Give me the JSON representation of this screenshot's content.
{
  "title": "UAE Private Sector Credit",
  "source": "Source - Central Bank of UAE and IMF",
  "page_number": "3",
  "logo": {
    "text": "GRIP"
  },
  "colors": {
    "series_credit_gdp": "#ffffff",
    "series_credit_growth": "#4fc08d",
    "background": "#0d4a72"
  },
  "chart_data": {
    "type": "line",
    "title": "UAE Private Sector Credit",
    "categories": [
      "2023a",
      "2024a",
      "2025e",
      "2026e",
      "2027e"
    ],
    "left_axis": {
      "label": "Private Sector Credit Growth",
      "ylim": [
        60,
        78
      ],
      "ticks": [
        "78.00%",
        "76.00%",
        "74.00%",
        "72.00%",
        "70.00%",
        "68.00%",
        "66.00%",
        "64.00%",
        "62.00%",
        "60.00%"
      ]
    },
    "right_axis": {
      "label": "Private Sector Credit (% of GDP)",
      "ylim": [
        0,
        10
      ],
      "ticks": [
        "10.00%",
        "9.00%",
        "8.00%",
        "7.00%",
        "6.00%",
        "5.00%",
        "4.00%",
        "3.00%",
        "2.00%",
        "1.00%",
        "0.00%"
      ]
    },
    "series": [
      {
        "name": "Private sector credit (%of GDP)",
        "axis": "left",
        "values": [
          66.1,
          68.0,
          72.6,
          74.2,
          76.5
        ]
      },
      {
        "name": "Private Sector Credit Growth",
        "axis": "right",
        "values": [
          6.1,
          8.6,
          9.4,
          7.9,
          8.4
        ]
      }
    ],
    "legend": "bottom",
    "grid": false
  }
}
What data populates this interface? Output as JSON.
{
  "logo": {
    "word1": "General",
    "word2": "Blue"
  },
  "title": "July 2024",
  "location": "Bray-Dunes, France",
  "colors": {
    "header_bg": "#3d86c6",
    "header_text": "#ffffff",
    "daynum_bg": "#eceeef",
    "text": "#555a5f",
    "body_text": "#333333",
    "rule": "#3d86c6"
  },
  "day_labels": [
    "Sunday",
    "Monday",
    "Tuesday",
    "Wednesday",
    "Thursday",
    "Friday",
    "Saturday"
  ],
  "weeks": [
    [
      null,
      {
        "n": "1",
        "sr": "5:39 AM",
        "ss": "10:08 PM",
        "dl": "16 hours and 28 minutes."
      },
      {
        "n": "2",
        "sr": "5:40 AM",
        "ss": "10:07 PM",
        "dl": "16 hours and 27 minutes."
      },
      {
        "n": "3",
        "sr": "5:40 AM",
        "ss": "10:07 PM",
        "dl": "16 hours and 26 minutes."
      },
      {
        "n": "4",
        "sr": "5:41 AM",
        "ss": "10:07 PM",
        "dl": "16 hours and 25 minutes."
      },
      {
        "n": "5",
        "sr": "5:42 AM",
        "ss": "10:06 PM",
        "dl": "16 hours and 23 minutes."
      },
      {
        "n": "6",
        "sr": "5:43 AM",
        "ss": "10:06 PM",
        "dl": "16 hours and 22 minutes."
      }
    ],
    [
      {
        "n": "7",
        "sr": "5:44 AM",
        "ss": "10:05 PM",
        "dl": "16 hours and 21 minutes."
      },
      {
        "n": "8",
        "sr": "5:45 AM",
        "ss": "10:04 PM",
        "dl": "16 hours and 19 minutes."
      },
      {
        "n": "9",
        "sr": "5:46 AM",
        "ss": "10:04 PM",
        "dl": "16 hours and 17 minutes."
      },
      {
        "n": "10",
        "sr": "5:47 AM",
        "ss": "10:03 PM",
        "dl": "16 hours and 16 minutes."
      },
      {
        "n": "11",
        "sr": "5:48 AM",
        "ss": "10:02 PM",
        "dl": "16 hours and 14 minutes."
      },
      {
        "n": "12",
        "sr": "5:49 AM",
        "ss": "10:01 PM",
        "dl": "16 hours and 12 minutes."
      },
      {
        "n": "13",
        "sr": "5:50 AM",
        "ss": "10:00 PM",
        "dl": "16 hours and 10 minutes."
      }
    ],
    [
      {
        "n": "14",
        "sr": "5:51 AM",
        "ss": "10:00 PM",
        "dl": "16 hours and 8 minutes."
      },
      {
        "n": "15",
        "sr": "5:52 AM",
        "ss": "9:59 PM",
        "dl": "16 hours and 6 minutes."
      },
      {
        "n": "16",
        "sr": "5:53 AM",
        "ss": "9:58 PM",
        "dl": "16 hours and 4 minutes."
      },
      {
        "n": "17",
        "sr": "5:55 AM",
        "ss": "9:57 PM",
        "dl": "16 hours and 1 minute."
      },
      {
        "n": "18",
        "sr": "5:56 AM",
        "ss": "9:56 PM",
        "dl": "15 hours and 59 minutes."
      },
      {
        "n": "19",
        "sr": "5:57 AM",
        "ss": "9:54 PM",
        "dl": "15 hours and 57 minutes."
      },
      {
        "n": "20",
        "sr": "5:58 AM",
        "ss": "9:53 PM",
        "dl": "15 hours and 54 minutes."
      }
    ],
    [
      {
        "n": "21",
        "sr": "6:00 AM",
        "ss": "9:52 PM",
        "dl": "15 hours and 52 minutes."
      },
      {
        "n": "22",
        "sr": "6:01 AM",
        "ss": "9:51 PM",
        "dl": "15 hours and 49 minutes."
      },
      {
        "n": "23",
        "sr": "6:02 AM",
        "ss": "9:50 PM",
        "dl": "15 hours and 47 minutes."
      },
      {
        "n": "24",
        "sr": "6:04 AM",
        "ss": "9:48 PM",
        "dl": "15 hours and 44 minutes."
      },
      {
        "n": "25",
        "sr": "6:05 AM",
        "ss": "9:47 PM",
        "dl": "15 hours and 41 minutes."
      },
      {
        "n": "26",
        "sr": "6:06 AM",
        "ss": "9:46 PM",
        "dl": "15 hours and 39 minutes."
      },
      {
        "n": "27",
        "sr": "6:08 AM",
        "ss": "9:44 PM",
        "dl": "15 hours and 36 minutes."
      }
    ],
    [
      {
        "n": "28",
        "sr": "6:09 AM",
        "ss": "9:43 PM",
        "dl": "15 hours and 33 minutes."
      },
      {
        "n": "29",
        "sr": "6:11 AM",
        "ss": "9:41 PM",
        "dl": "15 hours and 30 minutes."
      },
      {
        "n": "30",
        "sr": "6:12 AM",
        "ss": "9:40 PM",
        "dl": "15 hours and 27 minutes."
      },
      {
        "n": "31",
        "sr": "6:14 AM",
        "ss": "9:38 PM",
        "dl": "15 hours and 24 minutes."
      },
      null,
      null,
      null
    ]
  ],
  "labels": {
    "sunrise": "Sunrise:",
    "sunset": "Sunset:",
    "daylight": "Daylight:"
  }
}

* * * *

**What the task asks:** Extract every record. Keep wording exact.

**Task answer:**
Give me the JSON representation of this screenshot's content.
{
  "title": "UAE Private Sector Credit",
  "source": "Source - Central Bank of UAE and IMF",
  "page_number": "3",
  "logo": {
    "text": "GRIP"
  },
  "colors": {
    "series_credit_gdp": "#ffffff",
    "series_credit_growth": "#4fc08d",
    "background": "#0d4a72"
  },
  "chart_data": {
    "type": "line",
    "title": "UAE Private Sector Credit",
    "categories": [
      "2023a",
      "2024a",
      "2025e",
      "2026e",
      "2027e"
    ],
    "left_axis": {
      "label": "Private Sector Credit Growth",
      "ylim": [
        60,
        78
      ],
      "ticks": [
        "78.00%",
        "76.00%",
        "74.00%",
        "72.00%",
        "70.00%",
        "68.00%",
        "66.00%",
        "64.00%",
        "62.00%",
        "60.00%"
      ]
    },
    "right_axis": {
      "label": "Private Sector Credit (% of GDP)",
      "ylim": [
        0,
        10
      ],
      "ticks": [
        "10.00%",
        "9.00%",
        "8.00%",
        "7.00%",
        "6.00%",
        "5.00%",
        "4.00%",
        "3.00%",
        "2.00%",
        "1.00%",
        "0.00%"
      ]
    },
    "series": [
      {
        "name": "Private sector credit (%of GDP)",
        "axis": "left",
        "values": [
          66.1,
          68.0,
          72.6,
          74.2,
          76.5
        ]
      },
      {
        "name": "Private Sector Credit Growth",
        "axis": "right",
        "values": [
          6.1,
          8.6,
          9.4,
          7.9,
          8.4
        ]
      }
    ],
    "legend": "bottom",
    "grid": false
  }
}
What data populates this interface? Output as JSON.
{
  "logo": {
    "word1": "General",
    "word2": "Blue"
  },
  "title": "July 2024",
  "location": "Bray-Dunes, France",
  "colors": {
    "header_bg": "#3d86c6",
    "header_text": "#ffffff",
    "daynum_bg": "#eceeef",
    "text": "#555a5f",
    "body_text": "#333333",
    "rule": "#3d86c6"
  },
  "day_labels": [
    "Sunday",
    "Monday",
    "Tuesday",
    "Wednesday",
    "Thursday",
    "Friday",
    "Saturday"
  ],
  "weeks": [
    [
      null,
      {
        "n": "1",
        "sr": "5:39 AM",
        "ss": "10:08 PM",
        "dl": "16 hours and 28 minutes."
      },
      {
        "n": "2",
        "sr": "5:40 AM",
        "ss": "10:07 PM",
        "dl": "16 hours and 27 minutes."
      },
      {
        "n": "3",
        "sr": "5:40 AM",
        "ss": "10:07 PM",
        "dl": "16 hours and 26 minutes."
      },
      {
        "n": "4",
        "sr": "5:41 AM",
        "ss": "10:07 PM",
        "dl": "16 hours and 25 minutes."
      },
      {
        "n": "5",
        "sr": "5:42 AM",
        "ss": "10:06 PM",
        "dl": "16 hours and 23 minutes."
      },
      {
        "n": "6",
        "sr": "5:43 AM",
        "ss": "10:06 PM",
        "dl": "16 hours and 22 minutes."
      }
    ],
    [
      {
        "n": "7",
        "sr": "5:44 AM",
        "ss": "10:05 PM",
        "dl": "16 hours and 21 minutes."
      },
      {
        "n": "8",
        "sr": "5:45 AM",
        "ss": "10:04 PM",
        "dl": "16 hours and 19 minutes."
      },
      {
        "n": "9",
        "sr": "5:46 AM",
        "ss": "10:04 PM",
        "dl": "16 hours and 17 minutes."
      },
      {
        "n": "10",
        "sr": "5:47 AM",
        "ss": "10:03 PM",
        "dl": "16 hours and 16 minutes."
      },
      {
        "n": "11",
        "sr": "5:48 AM",
        "ss": "10:02 PM",
        "dl": "16 hours and 14 minutes."
      },
      {
        "n": "12",
        "sr": "5:49 AM",
        "ss": "10:01 PM",
        "dl": "16 hours and 12 minutes."
      },
      {
        "n": "13",
        "sr": "5:50 AM",
        "ss": "10:00 PM",
        "dl": "16 hours and 10 minutes."
      }
    ],
    [
      {
        "n": "14",
        "sr": "5:51 AM",
        "ss": "10:00 PM",
        "dl": "16 hours and 8 minutes."
      },
      {
        "n": "15",
        "sr": "5:52 AM",
        "ss": "9:59 PM",
        "dl": "16 hours and 6 minutes."
      },
      {
        "n": "16",
        "sr": "5:53 AM",
        "ss": "9:58 PM",
        "dl": "16 hours and 4 minutes."
      },
      {
        "n": "17",
        "sr": "5:55 AM",
        "ss": "9:57 PM",
        "dl": "16 hours and 1 minute."
      },
      {
        "n": "18",
        "sr": "5:56 AM",
        "ss": "9:56 PM",
        "dl": "15 hours and 59 minutes."
      },
      {
        "n": "19",
        "sr": "5:57 AM",
        "ss": "9:54 PM",
        "dl": "15 hours and 57 minutes."
      },
      {
        "n": "20",
        "sr": "5:58 AM",
        "ss": "9:53 PM",
        "dl": "15 hours and 54 minutes."
      }
    ],
    [
      {
        "n": "21",
        "sr": "6:00 AM",
        "ss": "9:52 PM",
        "dl": "15 hours and 52 minutes."
      },
      {
        "n": "22",
        "sr": "6:01 AM",
        "ss": "9:51 PM",
        "dl": "15 hours and 49 minutes."
      },
      {
        "n": "23",
        "sr": "6:02 AM",
        "ss": "9:50 PM",
        "dl": "15 hours and 47 minutes."
      },
      {
        "n": "24",
        "sr": "6:04 AM",
        "ss": "9:48 PM",
        "dl": "15 hours and 44 minutes."
      },
      {
        "n": "25",
        "sr": "6:05 AM",
        "ss": "9:47 PM",
        "dl": "15 hours and 41 minutes."
      },
      {
        "n": "26",
        "sr": "6:06 AM",
        "ss": "9:46 PM",
        "dl": "15 hours and 39 minutes."
      },
      {
        "n": "27",
        "sr": "6:08 AM",
        "ss": "9:44 PM",
        "dl": "15 hours and 36 minutes."
      }
    ],
    [
      {
        "n": "28",
        "sr": "6:09 AM",
        "ss": "9:43 PM",
        "dl": "15 hours and 33 minutes."
      },
      {
        "n": "29",
        "sr": "6:11 AM",
        "ss": "9:41 PM",
        "dl": "15 hours and 30 minutes."
      },
      {
        "n": "30",
        "sr": "6:12 AM",
        "ss": "9:40 PM",
        "dl": "15 hours and 27 minutes."
      },
      {
        "n": "31",
        "sr": "6:14 AM",
        "ss": "9:38 PM",
        "dl": "15 hours and 24 minutes."
      },
      null,
      null,
      null
    ]
  ],
  "labels": {
    "sunrise": "Sunrise:",
    "sunset": "Sunset:",
    "daylight": "Daylight:"
  }
}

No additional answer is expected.